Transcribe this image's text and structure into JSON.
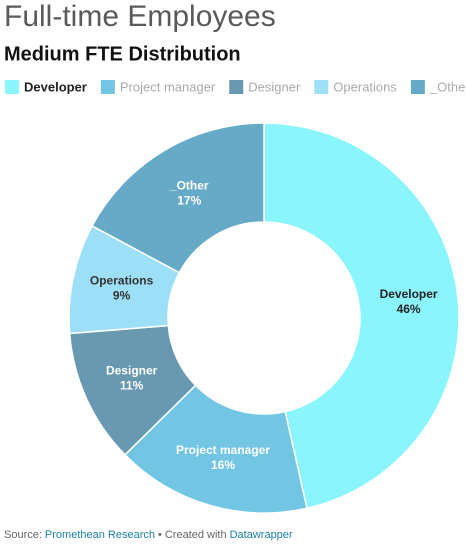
{
  "chart_data": {
    "type": "donut",
    "title": "Full-time Employees",
    "subtitle": "Medium FTE Distribution",
    "categories": [
      "Developer",
      "Project manager",
      "Designer",
      "Operations",
      "_Other"
    ],
    "values": [
      46,
      16,
      11,
      9,
      17
    ],
    "value_labels": [
      "46%",
      "16%",
      "11%",
      "9%",
      "17%"
    ],
    "colors": [
      "#8af5fd",
      "#72c6e3",
      "#6899b0",
      "#9ddff7",
      "#67aac8"
    ],
    "label_colors": [
      "#222222",
      "#ffffff",
      "#ffffff",
      "#333333",
      "#ffffff"
    ],
    "legend_highlight": [
      true,
      false,
      false,
      false,
      false
    ],
    "legend_position": "top",
    "source_label": "Source:",
    "source": "Promethean Research",
    "separator": "•",
    "credit_label": "Created with",
    "credit": "Datawrapper"
  }
}
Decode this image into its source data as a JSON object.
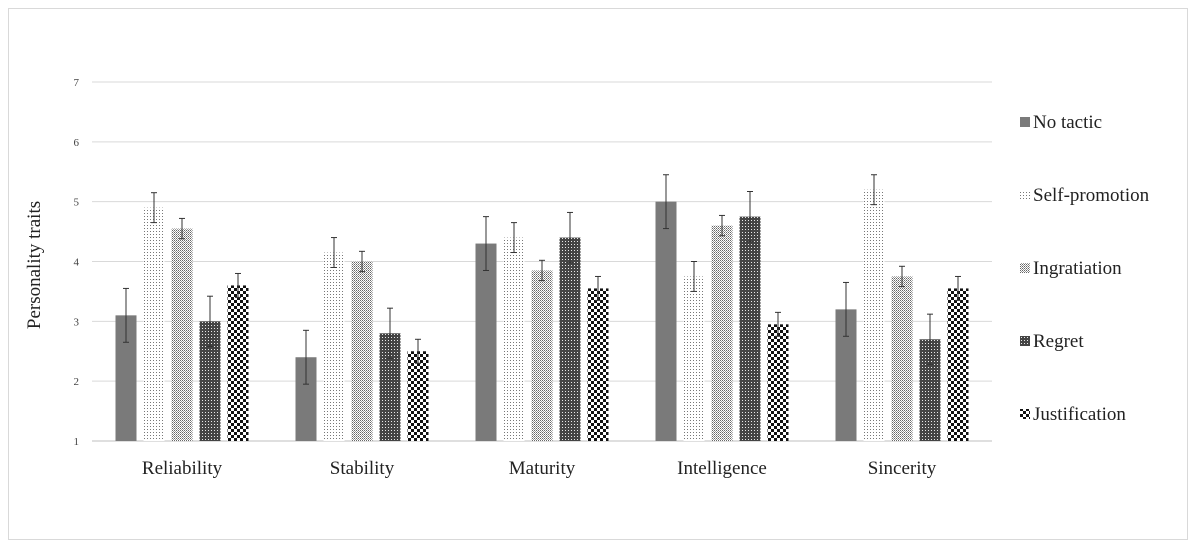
{
  "chart_data": {
    "type": "bar",
    "title": "",
    "xlabel": "",
    "ylabel": "Personality traits",
    "ylim": [
      1,
      7
    ],
    "yticks": [
      1,
      2,
      3,
      4,
      5,
      6,
      7
    ],
    "grid": true,
    "legend_position": "right",
    "categories": [
      "Reliability",
      "Stability",
      "Maturity",
      "Intelligence",
      "Sincerity"
    ],
    "series": [
      {
        "name": "No tactic",
        "values": [
          3.1,
          2.4,
          4.3,
          5.0,
          3.2
        ],
        "errors": [
          0.45,
          0.45,
          0.45,
          0.45,
          0.45
        ],
        "pattern": "solid"
      },
      {
        "name": "Self-promotion",
        "values": [
          4.9,
          4.15,
          4.4,
          3.75,
          5.2
        ],
        "errors": [
          0.25,
          0.25,
          0.25,
          0.25,
          0.25
        ],
        "pattern": "fine-dots"
      },
      {
        "name": "Ingratiation",
        "values": [
          4.55,
          4.0,
          3.85,
          4.6,
          3.75
        ],
        "errors": [
          0.17,
          0.17,
          0.17,
          0.17,
          0.17
        ],
        "pattern": "dense-dots"
      },
      {
        "name": "Regret",
        "values": [
          3.0,
          2.8,
          4.4,
          4.75,
          2.7
        ],
        "errors": [
          0.42,
          0.42,
          0.42,
          0.42,
          0.42
        ],
        "pattern": "dark-grid"
      },
      {
        "name": "Justification",
        "values": [
          3.6,
          2.5,
          3.55,
          2.95,
          3.55
        ],
        "errors": [
          0.2,
          0.2,
          0.2,
          0.2,
          0.2
        ],
        "pattern": "checker"
      }
    ]
  }
}
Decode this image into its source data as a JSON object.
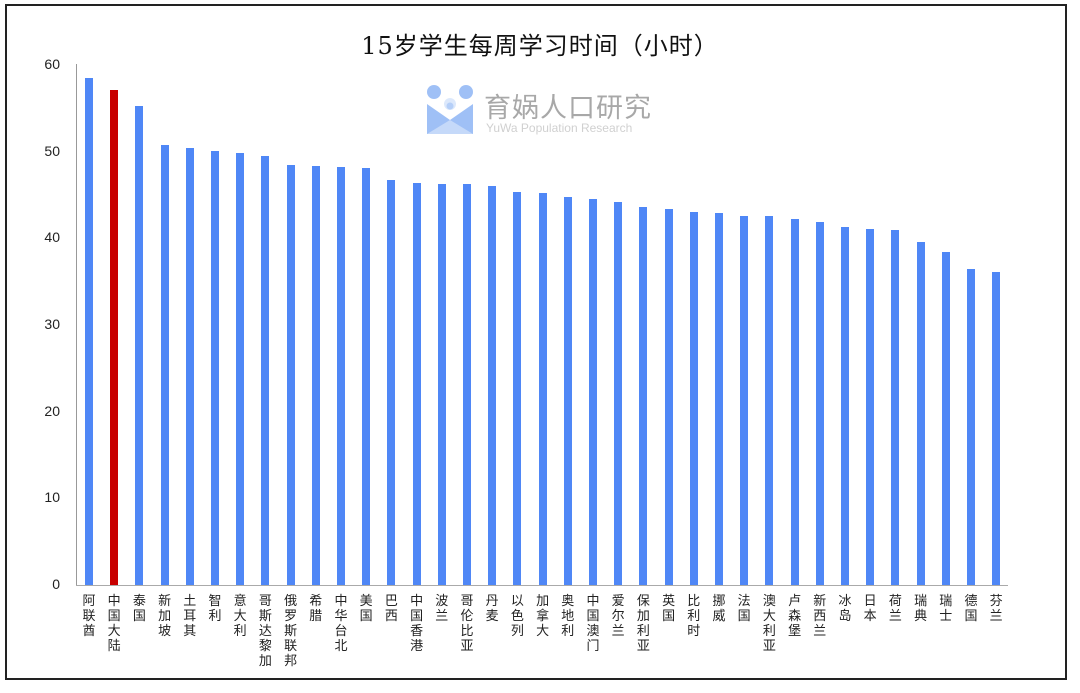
{
  "chart_data": {
    "type": "bar",
    "title": "15岁学生每周学习时间（小时）",
    "xlabel": "",
    "ylabel": "",
    "ylim": [
      0,
      60
    ],
    "yticks": [
      0,
      10,
      20,
      30,
      40,
      50,
      60
    ],
    "grid": false,
    "legend": null,
    "highlight_category": "中国大陆",
    "colors": {
      "default": "#4f87f6",
      "highlight": "#c80000"
    },
    "categories": [
      "阿联酋",
      "中国大陆",
      "泰国",
      "新加坡",
      "土耳其",
      "智利",
      "意大利",
      "哥斯达黎加",
      "俄罗斯联邦",
      "希腊",
      "中华台北",
      "美国",
      "巴西",
      "中国香港",
      "波兰",
      "哥伦比亚",
      "丹麦",
      "以色列",
      "加拿大",
      "奥地利",
      "中国澳门",
      "爱尔兰",
      "保加利亚",
      "英国",
      "比利时",
      "挪威",
      "法国",
      "澳大利亚",
      "卢森堡",
      "新西兰",
      "冰岛",
      "日本",
      "荷兰",
      "瑞典",
      "瑞士",
      "德国",
      "芬兰"
    ],
    "values": [
      58.5,
      57.1,
      55.3,
      50.8,
      50.4,
      50.1,
      49.8,
      49.5,
      48.5,
      48.3,
      48.2,
      48.1,
      46.7,
      46.4,
      46.3,
      46.3,
      46.0,
      45.4,
      45.2,
      44.8,
      44.5,
      44.2,
      43.6,
      43.4,
      43.0,
      42.9,
      42.6,
      42.6,
      42.2,
      41.9,
      41.3,
      41.1,
      41.0,
      39.6,
      38.4,
      36.5,
      36.1
    ]
  },
  "watermark": {
    "name_cn": "育娲人口研究",
    "name_en": "YuWa Population Research"
  }
}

▶ **DO THIS**
Copy every line of the data word for word, omitting the images.

▶ **RESPONSE**
Transcribe this image's text and structure into JSON.
{
  "chart_data": {
    "type": "donut",
    "title": "Full-time Employees",
    "subtitle": "Medium FTE Distribution",
    "categories": [
      "Developer",
      "Project manager",
      "Designer",
      "Operations",
      "_Other"
    ],
    "values": [
      46,
      16,
      11,
      9,
      17
    ],
    "value_labels": [
      "46%",
      "16%",
      "11%",
      "9%",
      "17%"
    ],
    "colors": [
      "#8af5fd",
      "#72c6e3",
      "#6899b0",
      "#9ddff7",
      "#67aac8"
    ],
    "label_colors": [
      "#222222",
      "#ffffff",
      "#ffffff",
      "#333333",
      "#ffffff"
    ],
    "legend_highlight": [
      true,
      false,
      false,
      false,
      false
    ],
    "legend_position": "top",
    "source_label": "Source:",
    "source": "Promethean Research",
    "separator": "•",
    "credit_label": "Created with",
    "credit": "Datawrapper"
  }
}
Decode this image into its source data as a JSON object.
{
  "chart_data": {
    "type": "bar",
    "title": "",
    "xlabel": "",
    "ylabel": "Personality traits",
    "ylim": [
      1,
      7
    ],
    "yticks": [
      1,
      2,
      3,
      4,
      5,
      6,
      7
    ],
    "grid": true,
    "legend_position": "right",
    "categories": [
      "Reliability",
      "Stability",
      "Maturity",
      "Intelligence",
      "Sincerity"
    ],
    "series": [
      {
        "name": "No tactic",
        "values": [
          3.1,
          2.4,
          4.3,
          5.0,
          3.2
        ],
        "errors": [
          0.45,
          0.45,
          0.45,
          0.45,
          0.45
        ],
        "pattern": "solid"
      },
      {
        "name": "Self-promotion",
        "values": [
          4.9,
          4.15,
          4.4,
          3.75,
          5.2
        ],
        "errors": [
          0.25,
          0.25,
          0.25,
          0.25,
          0.25
        ],
        "pattern": "fine-dots"
      },
      {
        "name": "Ingratiation",
        "values": [
          4.55,
          4.0,
          3.85,
          4.6,
          3.75
        ],
        "errors": [
          0.17,
          0.17,
          0.17,
          0.17,
          0.17
        ],
        "pattern": "dense-dots"
      },
      {
        "name": "Regret",
        "values": [
          3.0,
          2.8,
          4.4,
          4.75,
          2.7
        ],
        "errors": [
          0.42,
          0.42,
          0.42,
          0.42,
          0.42
        ],
        "pattern": "dark-grid"
      },
      {
        "name": "Justification",
        "values": [
          3.6,
          2.5,
          3.55,
          2.95,
          3.55
        ],
        "errors": [
          0.2,
          0.2,
          0.2,
          0.2,
          0.2
        ],
        "pattern": "checker"
      }
    ]
  }
}
Decode this image into its source data as a JSON object.
{
  "chart_data": {
    "type": "bar",
    "title": "15岁学生每周学习时间（小时）",
    "xlabel": "",
    "ylabel": "",
    "ylim": [
      0,
      60
    ],
    "yticks": [
      0,
      10,
      20,
      30,
      40,
      50,
      60
    ],
    "grid": false,
    "legend": null,
    "highlight_category": "中国大陆",
    "colors": {
      "default": "#4f87f6",
      "highlight": "#c80000"
    },
    "categories": [
      "阿联酋",
      "中国大陆",
      "泰国",
      "新加坡",
      "土耳其",
      "智利",
      "意大利",
      "哥斯达黎加",
      "俄罗斯联邦",
      "希腊",
      "中华台北",
      "美国",
      "巴西",
      "中国香港",
      "波兰",
      "哥伦比亚",
      "丹麦",
      "以色列",
      "加拿大",
      "奥地利",
      "中国澳门",
      "爱尔兰",
      "保加利亚",
      "英国",
      "比利时",
      "挪威",
      "法国",
      "澳大利亚",
      "卢森堡",
      "新西兰",
      "冰岛",
      "日本",
      "荷兰",
      "瑞典",
      "瑞士",
      "德国",
      "芬兰"
    ],
    "values": [
      58.5,
      57.1,
      55.3,
      50.8,
      50.4,
      50.1,
      49.8,
      49.5,
      48.5,
      48.3,
      48.2,
      48.1,
      46.7,
      46.4,
      46.3,
      46.3,
      46.0,
      45.4,
      45.2,
      44.8,
      44.5,
      44.2,
      43.6,
      43.4,
      43.0,
      42.9,
      42.6,
      42.6,
      42.2,
      41.9,
      41.3,
      41.1,
      41.0,
      39.6,
      38.4,
      36.5,
      36.1
    ]
  },
  "watermark": {
    "name_cn": "育娲人口研究",
    "name_en": "YuWa Population Research"
  }
}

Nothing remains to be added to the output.